== YOUR OBJECTIVE ==
Leave out any picture and return the remaining listing below exactly as given.

Figure contents as structured data
_ _ _

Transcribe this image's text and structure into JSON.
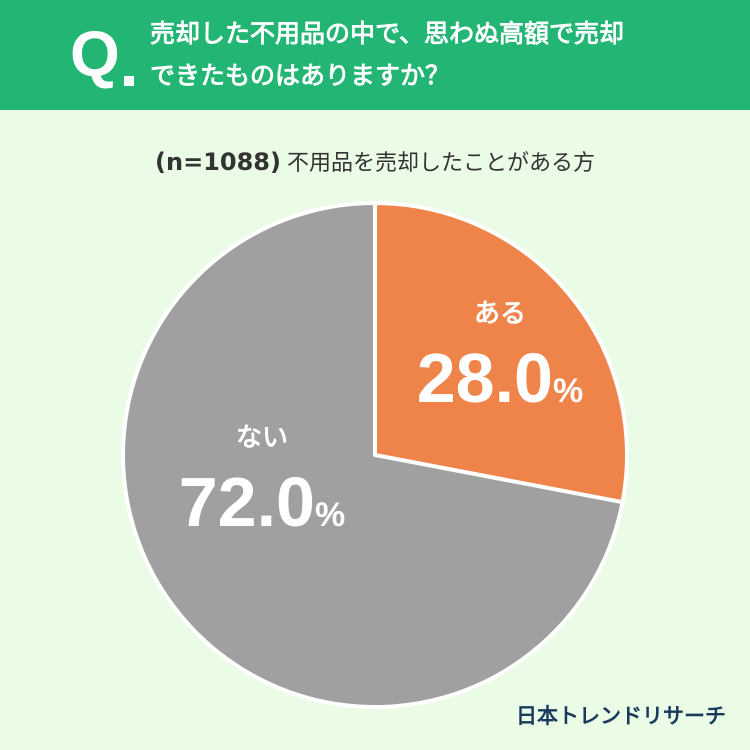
{
  "header": {
    "q_mark": "Q",
    "line1": "売却した不用品の中で、思わぬ高額で売却",
    "line2": "できたものはありますか？"
  },
  "sample": {
    "n_label": "(n=1088)",
    "description": "不用品を売却したことがある方"
  },
  "chart_data": {
    "type": "pie",
    "categories": [
      "ある",
      "ない"
    ],
    "values": [
      28.0,
      72.0
    ],
    "unit": "%",
    "colors": [
      "#ef844a",
      "#a0a0a0"
    ],
    "start": "12 o'clock, clockwise"
  },
  "brand": "日本トレンドリサーチ"
}
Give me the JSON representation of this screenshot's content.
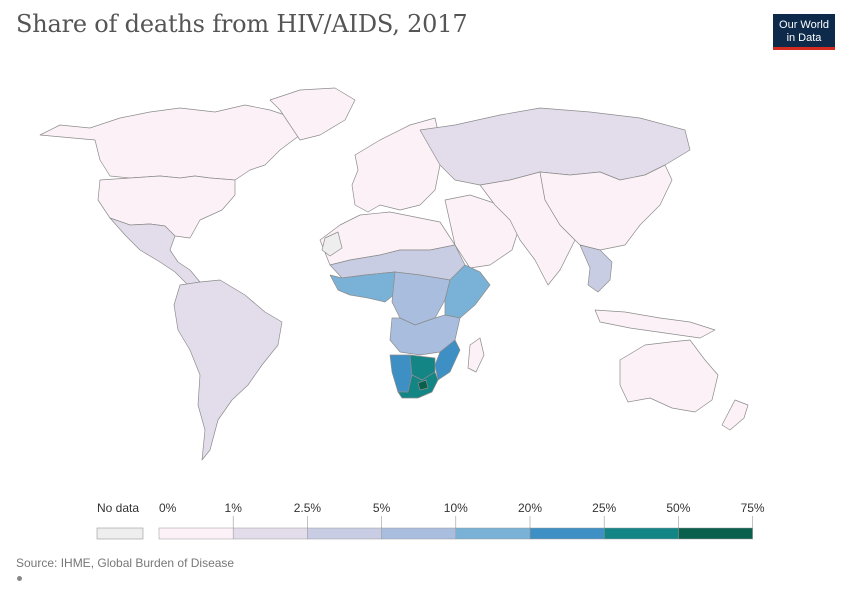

_ _ _

== EXERCISE OUTPUT ==
Transcribe this image's text and structure into JSON.
{
  "header": {
    "q_mark": "Q",
    "line1": "売却した不用品の中で、思わぬ高額で売却",
    "line2": "できたものはありますか？"
  },
  "sample": {
    "n_label": "(n=1088)",
    "description": "不用品を売却したことがある方"
  },
  "chart_data": {
    "type": "pie",
    "categories": [
      "ある",
      "ない"
    ],
    "values": [
      28.0,
      72.0
    ],
    "unit": "%",
    "colors": [
      "#ef844a",
      "#a0a0a0"
    ],
    "start": "12 o'clock, clockwise"
  },
  "brand": "日本トレンドリサーチ"
}
Give me the JSON representation of this screenshot's content.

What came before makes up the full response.